* _Your task_: The records below should be written out again, exactly.

##### Available records #####

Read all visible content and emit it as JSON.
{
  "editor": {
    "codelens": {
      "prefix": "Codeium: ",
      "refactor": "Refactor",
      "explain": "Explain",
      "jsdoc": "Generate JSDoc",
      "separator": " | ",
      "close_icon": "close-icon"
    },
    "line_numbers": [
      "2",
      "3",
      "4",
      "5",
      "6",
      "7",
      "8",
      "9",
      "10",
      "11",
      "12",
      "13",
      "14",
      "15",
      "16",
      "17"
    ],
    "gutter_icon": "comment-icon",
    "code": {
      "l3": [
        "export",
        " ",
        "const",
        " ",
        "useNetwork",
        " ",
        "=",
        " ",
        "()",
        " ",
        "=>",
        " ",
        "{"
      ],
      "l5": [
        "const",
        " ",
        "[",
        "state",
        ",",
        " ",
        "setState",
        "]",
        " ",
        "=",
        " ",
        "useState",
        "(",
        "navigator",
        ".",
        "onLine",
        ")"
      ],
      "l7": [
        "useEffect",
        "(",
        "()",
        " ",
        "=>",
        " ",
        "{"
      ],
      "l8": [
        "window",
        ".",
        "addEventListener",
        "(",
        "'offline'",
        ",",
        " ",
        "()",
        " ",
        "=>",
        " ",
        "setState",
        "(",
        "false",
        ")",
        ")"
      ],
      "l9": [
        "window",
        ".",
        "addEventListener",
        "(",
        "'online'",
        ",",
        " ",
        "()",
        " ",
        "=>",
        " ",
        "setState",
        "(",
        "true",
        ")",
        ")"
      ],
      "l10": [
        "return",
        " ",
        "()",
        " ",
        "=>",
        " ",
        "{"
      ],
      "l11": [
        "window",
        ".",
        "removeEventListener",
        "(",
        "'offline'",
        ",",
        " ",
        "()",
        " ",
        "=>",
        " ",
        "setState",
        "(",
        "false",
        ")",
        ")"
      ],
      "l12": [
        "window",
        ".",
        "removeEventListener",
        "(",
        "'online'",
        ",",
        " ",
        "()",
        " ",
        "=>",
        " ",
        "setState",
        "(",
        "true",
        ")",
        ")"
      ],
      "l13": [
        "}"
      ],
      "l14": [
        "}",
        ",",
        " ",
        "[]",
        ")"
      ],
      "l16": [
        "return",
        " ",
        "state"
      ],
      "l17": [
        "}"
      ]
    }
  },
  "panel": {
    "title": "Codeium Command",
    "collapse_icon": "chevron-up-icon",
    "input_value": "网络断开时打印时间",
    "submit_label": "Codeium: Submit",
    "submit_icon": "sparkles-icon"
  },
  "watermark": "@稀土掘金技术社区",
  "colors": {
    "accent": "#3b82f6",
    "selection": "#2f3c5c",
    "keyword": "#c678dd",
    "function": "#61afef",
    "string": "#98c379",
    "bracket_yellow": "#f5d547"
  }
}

#####

* _Result for this exercise_:
Read all visible content and emit it as JSON.
{
  "editor": {
    "codelens": {
      "prefix": "Codeium: ",
      "refactor": "Refactor",
      "explain": "Explain",
      "jsdoc": "Generate JSDoc",
      "separator": " | ",
      "close_icon": "close-icon"
    },
    "line_numbers": [
      "2",
      "3",
      "4",
      "5",
      "6",
      "7",
      "8",
      "9",
      "10",
      "11",
      "12",
      "13",
      "14",
      "15",
      "16",
      "17"
    ],
    "gutter_icon": "comment-icon",
    "code": {
      "l3": [
        "export",
        " ",
        "const",
        " ",
        "useNetwork",
        " ",
        "=",
        " ",
        "()",
        " ",
        "=>",
        " ",
        "{"
      ],
      "l5": [
        "const",
        " ",
        "[",
        "state",
        ",",
        " ",
        "setState",
        "]",
        " ",
        "=",
        " ",
        "useState",
        "(",
        "navigator",
        ".",
        "onLine",
        ")"
      ],
      "l7": [
        "useEffect",
        "(",
        "()",
        " ",
        "=>",
        " ",
        "{"
      ],
      "l8": [
        "window",
        ".",
        "addEventListener",
        "(",
        "'offline'",
        ",",
        " ",
        "()",
        " ",
        "=>",
        " ",
        "setState",
        "(",
        "false",
        ")",
        ")"
      ],
      "l9": [
        "window",
        ".",
        "addEventListener",
        "(",
        "'online'",
        ",",
        " ",
        "()",
        " ",
        "=>",
        " ",
        "setState",
        "(",
        "true",
        ")",
        ")"
      ],
      "l10": [
        "return",
        " ",
        "()",
        " ",
        "=>",
        " ",
        "{"
      ],
      "l11": [
        "window",
        ".",
        "removeEventListener",
        "(",
        "'offline'",
        ",",
        " ",
        "()",
        " ",
        "=>",
        " ",
        "setState",
        "(",
        "false",
        ")",
        ")"
      ],
      "l12": [
        "window",
        ".",
        "removeEventListener",
        "(",
        "'online'",
        ",",
        " ",
        "()",
        " ",
        "=>",
        " ",
        "setState",
        "(",
        "true",
        ")",
        ")"
      ],
      "l13": [
        "}"
      ],
      "l14": [
        "}",
        ",",
        " ",
        "[]",
        ")"
      ],
      "l16": [
        "return",
        " ",
        "state"
      ],
      "l17": [
        "}"
      ]
    }
  },
  "panel": {
    "title": "Codeium Command",
    "collapse_icon": "chevron-up-icon",
    "input_value": "网络断开时打印时间",
    "submit_label": "Codeium: Submit",
    "submit_icon": "sparkles-icon"
  },
  "watermark": "@稀土掘金技术社区",
  "colors": {
    "accent": "#3b82f6",
    "selection": "#2f3c5c",
    "keyword": "#c678dd",
    "function": "#61afef",
    "string": "#98c379",
    "bracket_yellow": "#f5d547"
  }
}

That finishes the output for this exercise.